## What you will do
Copy each line below that includes "true".

Entries with figure data
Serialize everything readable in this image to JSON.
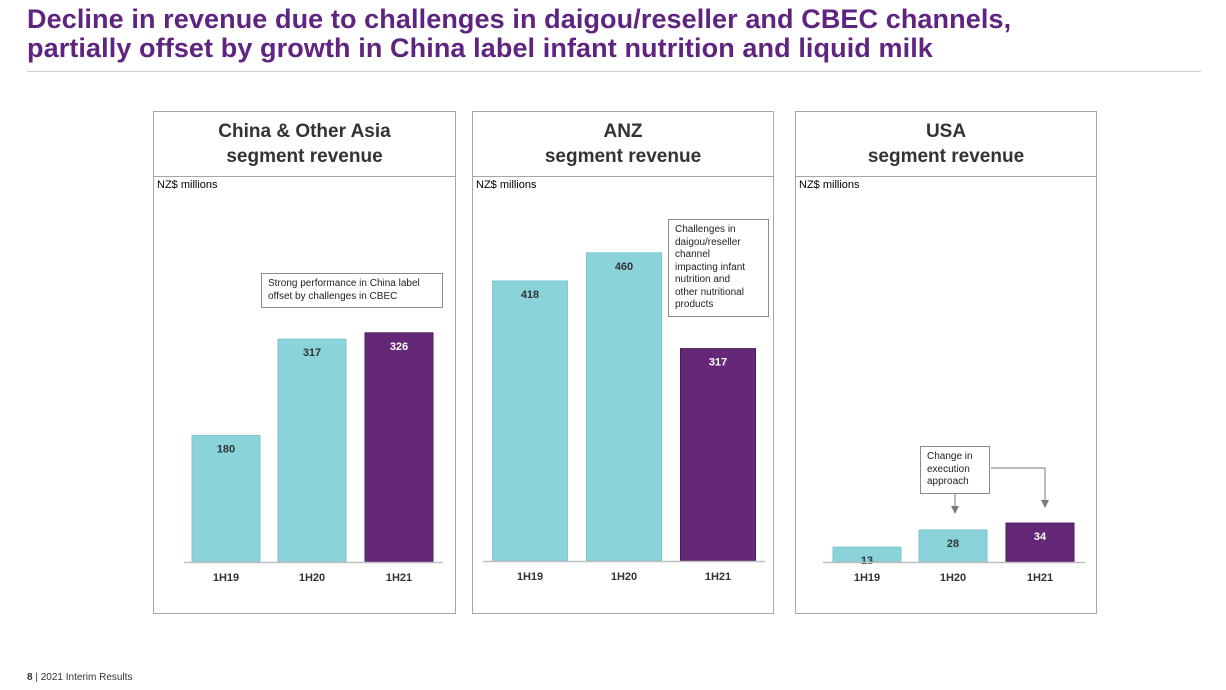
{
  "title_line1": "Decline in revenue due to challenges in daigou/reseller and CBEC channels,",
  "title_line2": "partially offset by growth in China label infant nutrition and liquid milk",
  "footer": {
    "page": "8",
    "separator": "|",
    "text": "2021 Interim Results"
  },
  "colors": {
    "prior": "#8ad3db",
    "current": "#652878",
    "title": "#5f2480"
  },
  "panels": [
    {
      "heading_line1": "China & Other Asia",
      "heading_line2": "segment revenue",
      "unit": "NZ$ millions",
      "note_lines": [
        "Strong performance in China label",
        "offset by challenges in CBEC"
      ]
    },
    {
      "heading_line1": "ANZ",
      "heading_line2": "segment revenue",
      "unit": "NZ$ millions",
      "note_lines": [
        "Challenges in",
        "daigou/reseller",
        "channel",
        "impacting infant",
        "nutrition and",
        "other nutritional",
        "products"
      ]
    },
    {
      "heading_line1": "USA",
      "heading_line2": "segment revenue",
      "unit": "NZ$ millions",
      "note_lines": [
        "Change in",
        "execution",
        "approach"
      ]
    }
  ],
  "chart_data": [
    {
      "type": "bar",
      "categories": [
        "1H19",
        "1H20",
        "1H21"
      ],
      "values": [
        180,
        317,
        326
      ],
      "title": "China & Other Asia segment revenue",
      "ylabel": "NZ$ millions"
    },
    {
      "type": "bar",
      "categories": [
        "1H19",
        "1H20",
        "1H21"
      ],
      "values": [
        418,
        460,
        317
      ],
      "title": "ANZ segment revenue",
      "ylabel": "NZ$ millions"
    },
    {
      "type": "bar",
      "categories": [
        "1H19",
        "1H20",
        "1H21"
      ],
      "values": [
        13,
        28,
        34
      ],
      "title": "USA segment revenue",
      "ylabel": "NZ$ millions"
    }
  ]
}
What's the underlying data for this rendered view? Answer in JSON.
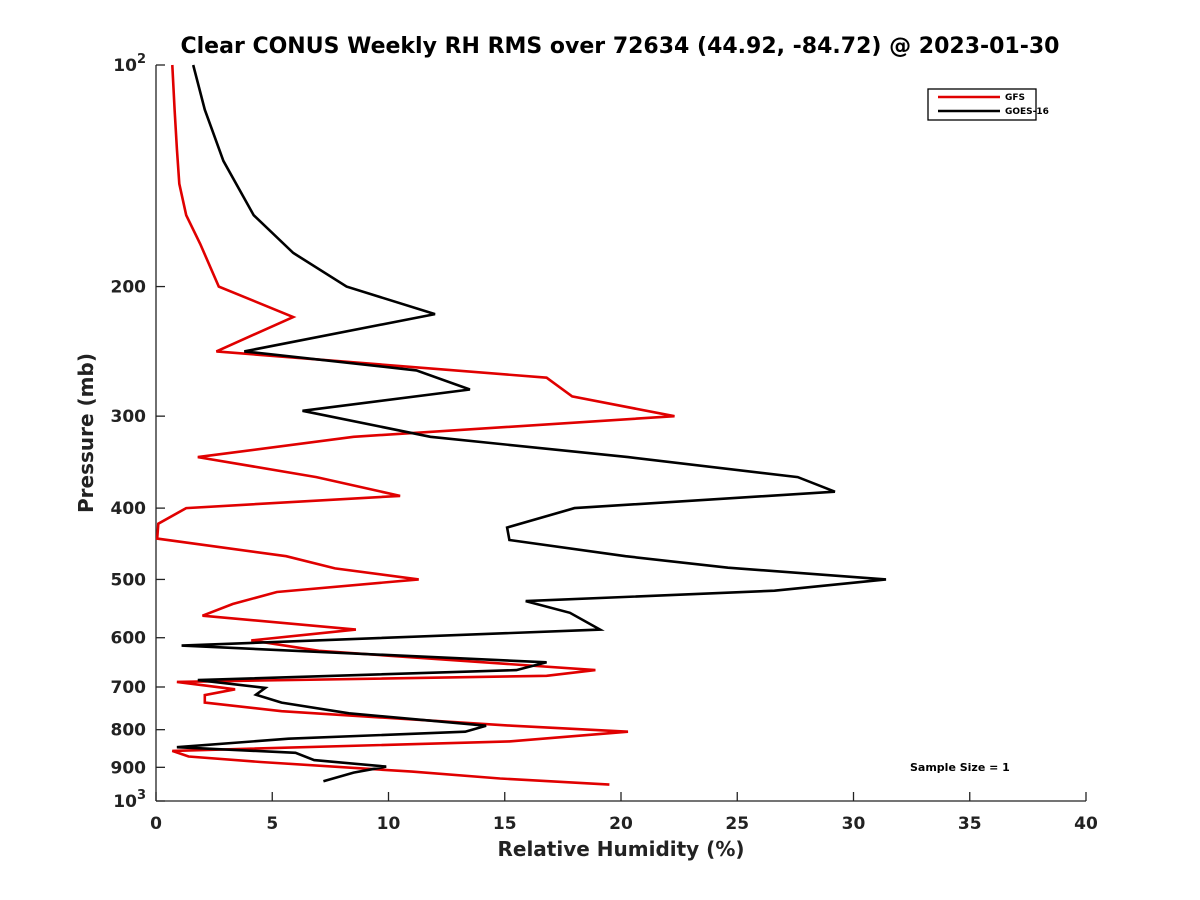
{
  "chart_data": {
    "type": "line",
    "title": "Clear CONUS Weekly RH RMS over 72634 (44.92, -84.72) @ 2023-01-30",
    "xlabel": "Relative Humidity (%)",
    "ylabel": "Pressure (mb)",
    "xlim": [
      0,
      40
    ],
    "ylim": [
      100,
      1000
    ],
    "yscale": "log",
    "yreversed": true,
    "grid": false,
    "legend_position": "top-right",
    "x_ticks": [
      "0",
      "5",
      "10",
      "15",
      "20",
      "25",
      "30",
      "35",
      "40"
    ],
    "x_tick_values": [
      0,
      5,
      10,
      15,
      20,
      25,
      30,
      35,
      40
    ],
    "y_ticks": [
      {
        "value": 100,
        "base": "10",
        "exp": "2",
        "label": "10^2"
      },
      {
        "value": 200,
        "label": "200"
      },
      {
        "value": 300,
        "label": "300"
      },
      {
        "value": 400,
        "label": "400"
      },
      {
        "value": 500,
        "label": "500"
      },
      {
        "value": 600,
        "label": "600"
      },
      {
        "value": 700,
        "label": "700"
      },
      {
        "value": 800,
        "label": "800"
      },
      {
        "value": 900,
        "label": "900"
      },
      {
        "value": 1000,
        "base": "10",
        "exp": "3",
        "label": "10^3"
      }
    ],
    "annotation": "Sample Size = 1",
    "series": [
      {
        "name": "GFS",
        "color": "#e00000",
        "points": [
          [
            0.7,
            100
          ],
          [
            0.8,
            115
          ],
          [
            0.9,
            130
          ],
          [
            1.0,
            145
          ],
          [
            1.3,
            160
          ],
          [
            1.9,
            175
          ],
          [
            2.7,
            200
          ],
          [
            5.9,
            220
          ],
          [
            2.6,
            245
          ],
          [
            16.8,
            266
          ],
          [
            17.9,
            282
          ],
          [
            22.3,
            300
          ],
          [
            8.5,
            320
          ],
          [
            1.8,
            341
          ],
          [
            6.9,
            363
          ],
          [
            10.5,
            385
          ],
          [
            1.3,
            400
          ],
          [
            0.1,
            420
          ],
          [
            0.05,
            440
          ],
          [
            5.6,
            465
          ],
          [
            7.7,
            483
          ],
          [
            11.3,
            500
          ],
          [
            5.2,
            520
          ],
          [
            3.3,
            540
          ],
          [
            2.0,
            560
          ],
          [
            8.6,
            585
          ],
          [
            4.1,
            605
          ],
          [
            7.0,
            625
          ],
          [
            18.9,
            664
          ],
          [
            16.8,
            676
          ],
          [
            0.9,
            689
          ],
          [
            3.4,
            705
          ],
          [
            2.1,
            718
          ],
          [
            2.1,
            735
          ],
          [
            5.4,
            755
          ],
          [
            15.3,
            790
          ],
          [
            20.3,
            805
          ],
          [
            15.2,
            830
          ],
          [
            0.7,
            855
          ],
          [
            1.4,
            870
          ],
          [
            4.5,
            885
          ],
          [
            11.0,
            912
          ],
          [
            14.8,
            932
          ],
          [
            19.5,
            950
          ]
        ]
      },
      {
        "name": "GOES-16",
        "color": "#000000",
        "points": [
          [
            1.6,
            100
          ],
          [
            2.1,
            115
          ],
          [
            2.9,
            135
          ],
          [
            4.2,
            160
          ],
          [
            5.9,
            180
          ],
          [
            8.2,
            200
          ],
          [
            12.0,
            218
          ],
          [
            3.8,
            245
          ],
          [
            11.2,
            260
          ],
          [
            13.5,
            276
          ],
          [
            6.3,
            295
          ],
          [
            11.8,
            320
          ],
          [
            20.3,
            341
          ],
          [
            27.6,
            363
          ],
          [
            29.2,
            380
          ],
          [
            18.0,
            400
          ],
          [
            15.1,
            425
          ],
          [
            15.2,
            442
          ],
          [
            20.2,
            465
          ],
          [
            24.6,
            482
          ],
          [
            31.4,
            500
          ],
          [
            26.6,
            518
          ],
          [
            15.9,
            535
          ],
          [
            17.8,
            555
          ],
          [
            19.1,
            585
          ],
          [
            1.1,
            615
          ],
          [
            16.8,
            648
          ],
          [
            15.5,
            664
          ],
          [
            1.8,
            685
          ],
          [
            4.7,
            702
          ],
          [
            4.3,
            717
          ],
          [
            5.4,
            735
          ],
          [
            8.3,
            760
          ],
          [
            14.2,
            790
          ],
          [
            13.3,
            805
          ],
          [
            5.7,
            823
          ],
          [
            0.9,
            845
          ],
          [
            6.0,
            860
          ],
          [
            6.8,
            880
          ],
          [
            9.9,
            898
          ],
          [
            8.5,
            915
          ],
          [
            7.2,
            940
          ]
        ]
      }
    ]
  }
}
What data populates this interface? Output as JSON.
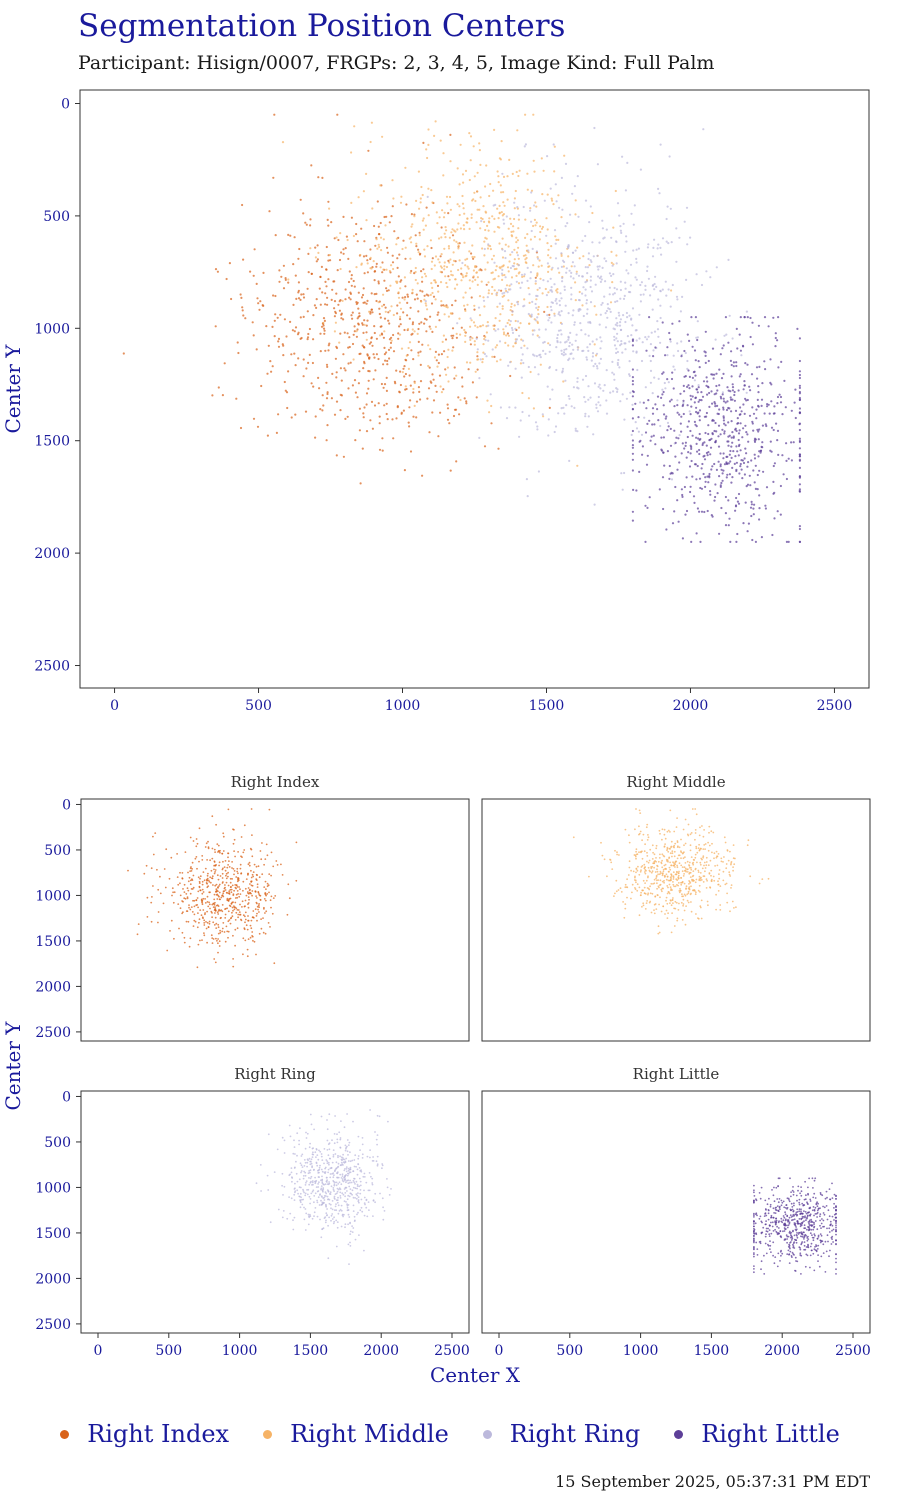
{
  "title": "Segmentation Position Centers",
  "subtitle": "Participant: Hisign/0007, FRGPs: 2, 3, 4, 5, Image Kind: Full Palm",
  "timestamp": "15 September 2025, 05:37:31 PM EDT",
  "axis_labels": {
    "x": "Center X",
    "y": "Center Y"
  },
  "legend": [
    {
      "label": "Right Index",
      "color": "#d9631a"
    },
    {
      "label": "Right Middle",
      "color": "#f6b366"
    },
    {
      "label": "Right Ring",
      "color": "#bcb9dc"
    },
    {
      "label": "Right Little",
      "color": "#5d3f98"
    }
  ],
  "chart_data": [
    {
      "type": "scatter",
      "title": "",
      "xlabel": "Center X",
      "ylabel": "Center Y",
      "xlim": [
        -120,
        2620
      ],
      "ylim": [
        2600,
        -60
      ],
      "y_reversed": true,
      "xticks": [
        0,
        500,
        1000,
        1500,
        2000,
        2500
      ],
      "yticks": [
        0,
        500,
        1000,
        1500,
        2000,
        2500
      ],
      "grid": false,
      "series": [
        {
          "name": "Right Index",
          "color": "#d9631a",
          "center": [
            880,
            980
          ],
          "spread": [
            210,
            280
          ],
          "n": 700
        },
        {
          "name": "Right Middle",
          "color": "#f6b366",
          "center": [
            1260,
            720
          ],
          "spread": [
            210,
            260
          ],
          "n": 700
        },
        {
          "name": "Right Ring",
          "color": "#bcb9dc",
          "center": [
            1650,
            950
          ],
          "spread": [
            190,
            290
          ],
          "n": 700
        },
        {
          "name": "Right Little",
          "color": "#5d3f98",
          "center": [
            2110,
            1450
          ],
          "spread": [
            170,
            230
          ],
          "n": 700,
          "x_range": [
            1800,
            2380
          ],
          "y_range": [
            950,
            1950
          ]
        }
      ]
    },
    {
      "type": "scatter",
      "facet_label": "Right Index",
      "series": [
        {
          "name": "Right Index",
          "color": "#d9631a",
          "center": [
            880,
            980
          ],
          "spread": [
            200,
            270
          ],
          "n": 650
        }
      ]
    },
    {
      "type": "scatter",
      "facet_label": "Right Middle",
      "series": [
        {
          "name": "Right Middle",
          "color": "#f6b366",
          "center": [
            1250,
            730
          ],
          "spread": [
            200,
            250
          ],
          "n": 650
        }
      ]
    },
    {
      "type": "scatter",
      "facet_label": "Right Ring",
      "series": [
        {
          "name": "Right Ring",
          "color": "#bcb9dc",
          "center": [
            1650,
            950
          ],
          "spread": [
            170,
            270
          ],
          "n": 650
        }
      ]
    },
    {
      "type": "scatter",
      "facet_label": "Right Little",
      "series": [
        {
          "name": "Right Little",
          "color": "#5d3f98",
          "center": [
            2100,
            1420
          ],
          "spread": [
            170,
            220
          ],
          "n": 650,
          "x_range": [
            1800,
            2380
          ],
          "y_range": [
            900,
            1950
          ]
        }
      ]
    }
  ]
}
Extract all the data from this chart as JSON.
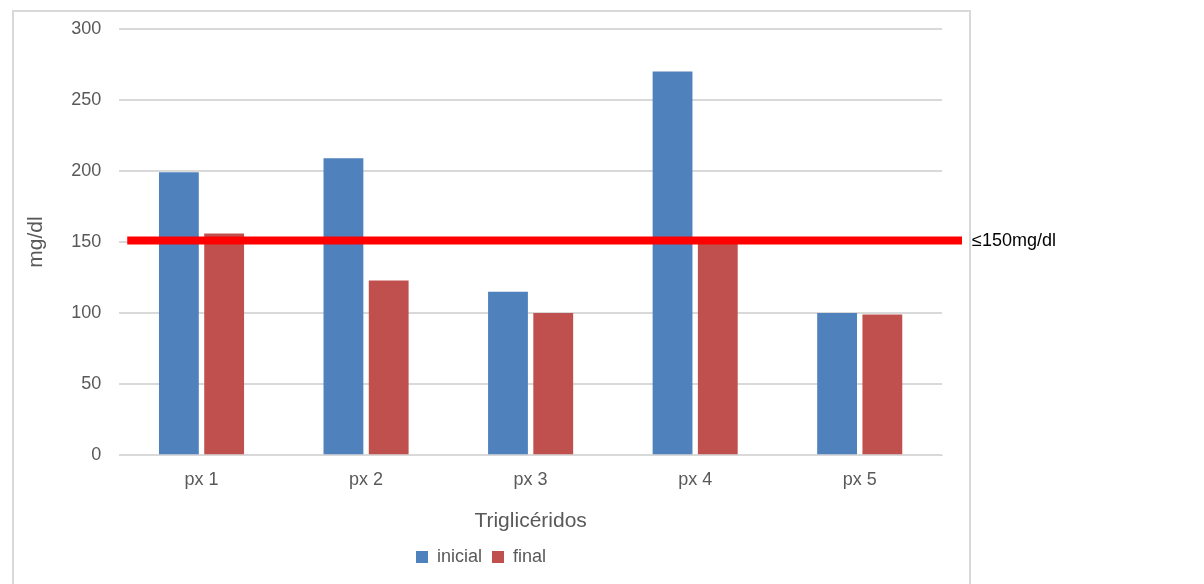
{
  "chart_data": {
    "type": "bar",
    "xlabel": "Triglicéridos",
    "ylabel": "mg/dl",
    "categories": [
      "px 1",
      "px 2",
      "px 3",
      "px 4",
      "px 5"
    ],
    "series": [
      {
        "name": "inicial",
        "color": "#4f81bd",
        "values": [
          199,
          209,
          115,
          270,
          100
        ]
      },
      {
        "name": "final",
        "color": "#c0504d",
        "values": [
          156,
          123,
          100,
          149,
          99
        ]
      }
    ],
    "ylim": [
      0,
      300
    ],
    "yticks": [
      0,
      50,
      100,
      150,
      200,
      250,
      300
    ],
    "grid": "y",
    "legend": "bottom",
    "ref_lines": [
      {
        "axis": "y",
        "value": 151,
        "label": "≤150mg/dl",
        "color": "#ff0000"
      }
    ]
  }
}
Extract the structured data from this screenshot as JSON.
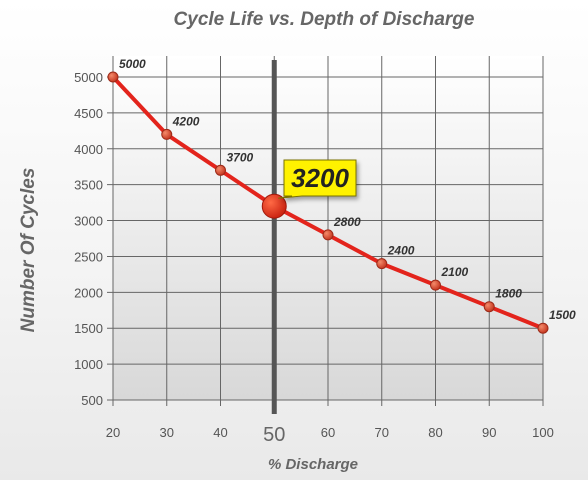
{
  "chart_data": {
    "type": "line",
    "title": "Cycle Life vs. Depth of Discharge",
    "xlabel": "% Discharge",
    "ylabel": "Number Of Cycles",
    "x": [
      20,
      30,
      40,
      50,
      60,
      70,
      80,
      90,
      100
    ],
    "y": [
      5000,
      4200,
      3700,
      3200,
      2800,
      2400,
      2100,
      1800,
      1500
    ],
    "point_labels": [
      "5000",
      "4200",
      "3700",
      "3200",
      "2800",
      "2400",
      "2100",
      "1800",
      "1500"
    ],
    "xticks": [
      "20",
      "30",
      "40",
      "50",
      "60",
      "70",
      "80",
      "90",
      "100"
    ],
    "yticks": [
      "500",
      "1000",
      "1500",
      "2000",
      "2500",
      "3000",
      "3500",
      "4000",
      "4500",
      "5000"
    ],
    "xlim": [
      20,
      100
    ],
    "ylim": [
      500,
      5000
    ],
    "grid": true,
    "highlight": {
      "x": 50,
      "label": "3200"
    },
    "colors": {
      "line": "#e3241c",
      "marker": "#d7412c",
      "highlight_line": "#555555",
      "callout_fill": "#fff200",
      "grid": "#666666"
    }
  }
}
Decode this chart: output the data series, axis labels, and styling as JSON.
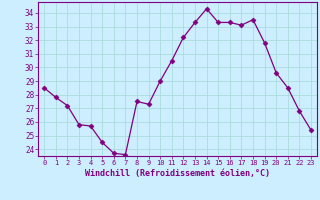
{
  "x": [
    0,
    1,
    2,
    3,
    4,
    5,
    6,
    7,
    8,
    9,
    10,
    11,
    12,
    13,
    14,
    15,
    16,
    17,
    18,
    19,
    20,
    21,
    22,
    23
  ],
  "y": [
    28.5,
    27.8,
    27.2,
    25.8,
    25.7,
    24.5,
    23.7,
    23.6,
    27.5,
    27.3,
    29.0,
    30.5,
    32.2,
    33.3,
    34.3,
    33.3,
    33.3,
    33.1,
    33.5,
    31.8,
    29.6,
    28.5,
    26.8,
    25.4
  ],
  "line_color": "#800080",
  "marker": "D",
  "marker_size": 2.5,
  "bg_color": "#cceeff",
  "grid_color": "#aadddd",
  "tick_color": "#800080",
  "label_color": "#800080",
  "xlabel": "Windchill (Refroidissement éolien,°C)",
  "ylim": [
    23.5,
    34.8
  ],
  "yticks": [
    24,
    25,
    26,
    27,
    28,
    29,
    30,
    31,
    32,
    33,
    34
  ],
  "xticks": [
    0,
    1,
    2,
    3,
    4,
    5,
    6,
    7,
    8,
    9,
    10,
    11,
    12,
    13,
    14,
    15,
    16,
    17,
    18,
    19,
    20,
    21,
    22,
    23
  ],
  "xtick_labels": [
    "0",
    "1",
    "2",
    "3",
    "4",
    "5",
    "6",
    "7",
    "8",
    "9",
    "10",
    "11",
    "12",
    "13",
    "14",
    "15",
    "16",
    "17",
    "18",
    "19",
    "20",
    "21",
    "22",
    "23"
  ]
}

## Answer
    "yreversed": true,
      "y_reversed": true,
    "grid": true,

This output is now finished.